TASK STATEMENT:
Find each line with "вечеру" and copy it.
[start THE RECORDS]
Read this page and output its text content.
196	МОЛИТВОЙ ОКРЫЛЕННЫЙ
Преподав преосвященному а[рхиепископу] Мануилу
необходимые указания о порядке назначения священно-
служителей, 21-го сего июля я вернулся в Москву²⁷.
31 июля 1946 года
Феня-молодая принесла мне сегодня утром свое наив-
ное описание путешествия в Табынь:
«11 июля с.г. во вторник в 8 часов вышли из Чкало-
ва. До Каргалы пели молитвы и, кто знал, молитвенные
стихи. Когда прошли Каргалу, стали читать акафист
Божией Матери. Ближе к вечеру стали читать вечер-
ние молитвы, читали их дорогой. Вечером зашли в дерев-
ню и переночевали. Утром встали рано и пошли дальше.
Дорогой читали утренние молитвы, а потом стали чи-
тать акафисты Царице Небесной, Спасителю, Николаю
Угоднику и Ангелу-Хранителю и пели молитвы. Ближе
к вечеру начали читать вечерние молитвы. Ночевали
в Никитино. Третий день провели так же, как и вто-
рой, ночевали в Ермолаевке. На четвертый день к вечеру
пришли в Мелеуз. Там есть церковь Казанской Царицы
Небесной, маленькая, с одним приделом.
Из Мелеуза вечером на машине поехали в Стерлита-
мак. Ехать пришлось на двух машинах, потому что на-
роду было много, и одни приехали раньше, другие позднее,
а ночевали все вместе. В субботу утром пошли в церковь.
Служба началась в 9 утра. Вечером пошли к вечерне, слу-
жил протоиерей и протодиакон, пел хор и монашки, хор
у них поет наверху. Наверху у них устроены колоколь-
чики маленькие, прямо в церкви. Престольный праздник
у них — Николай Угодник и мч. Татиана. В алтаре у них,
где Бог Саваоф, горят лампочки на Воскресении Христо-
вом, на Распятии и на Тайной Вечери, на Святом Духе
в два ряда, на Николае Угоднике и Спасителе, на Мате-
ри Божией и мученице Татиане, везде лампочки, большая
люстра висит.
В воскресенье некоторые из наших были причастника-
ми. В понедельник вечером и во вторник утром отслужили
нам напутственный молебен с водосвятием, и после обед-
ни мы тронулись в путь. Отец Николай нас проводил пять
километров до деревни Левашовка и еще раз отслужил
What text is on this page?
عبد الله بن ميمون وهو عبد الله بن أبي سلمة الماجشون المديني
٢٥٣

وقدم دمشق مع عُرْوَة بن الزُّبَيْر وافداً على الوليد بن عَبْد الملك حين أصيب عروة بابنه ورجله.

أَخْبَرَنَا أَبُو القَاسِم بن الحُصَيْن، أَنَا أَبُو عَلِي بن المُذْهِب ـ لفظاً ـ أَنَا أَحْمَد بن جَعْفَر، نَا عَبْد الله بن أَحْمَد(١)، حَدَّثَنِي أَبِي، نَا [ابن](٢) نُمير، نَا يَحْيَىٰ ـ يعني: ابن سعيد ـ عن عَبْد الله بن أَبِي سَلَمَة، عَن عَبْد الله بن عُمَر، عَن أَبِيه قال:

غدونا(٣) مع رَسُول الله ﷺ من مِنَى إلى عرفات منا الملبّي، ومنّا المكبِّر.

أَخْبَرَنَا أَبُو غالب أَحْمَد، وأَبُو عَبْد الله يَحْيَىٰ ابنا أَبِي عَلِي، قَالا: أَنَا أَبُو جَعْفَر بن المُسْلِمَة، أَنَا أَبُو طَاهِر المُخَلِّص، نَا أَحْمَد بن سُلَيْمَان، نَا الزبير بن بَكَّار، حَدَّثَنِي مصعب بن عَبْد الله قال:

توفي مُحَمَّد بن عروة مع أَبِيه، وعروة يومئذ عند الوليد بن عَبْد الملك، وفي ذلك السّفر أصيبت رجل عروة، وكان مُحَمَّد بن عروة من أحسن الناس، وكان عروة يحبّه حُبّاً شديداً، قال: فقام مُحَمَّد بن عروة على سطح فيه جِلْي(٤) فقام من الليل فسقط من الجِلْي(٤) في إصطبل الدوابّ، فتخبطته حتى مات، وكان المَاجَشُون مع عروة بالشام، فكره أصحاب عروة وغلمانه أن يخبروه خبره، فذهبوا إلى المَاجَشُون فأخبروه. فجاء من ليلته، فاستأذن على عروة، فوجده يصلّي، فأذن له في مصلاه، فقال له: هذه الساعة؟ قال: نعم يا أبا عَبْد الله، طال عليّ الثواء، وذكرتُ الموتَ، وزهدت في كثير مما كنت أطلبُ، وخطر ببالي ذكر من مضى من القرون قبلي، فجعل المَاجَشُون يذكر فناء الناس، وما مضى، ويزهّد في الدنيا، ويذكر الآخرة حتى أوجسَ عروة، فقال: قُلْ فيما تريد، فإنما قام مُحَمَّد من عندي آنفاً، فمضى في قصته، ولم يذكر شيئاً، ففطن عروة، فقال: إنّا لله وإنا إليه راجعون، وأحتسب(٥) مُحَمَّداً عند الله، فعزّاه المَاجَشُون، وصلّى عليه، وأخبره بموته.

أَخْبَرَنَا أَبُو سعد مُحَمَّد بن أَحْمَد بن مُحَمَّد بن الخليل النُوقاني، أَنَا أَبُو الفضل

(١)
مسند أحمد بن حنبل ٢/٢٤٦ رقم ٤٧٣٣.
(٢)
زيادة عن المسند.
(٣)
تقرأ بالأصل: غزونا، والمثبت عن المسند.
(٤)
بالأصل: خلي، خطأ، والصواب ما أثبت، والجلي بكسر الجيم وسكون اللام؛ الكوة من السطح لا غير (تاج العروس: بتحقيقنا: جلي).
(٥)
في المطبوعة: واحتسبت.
[end THE RECORDS]
RESPONSE FOR THIS EXERCISE:
Божией Матери. Ближе к вечеру стали читать вечер-
к вечеру начали читать вечерние молитвы. Ночевали
рой, ночевали в Ермолаевке. На четвертый день к вечеру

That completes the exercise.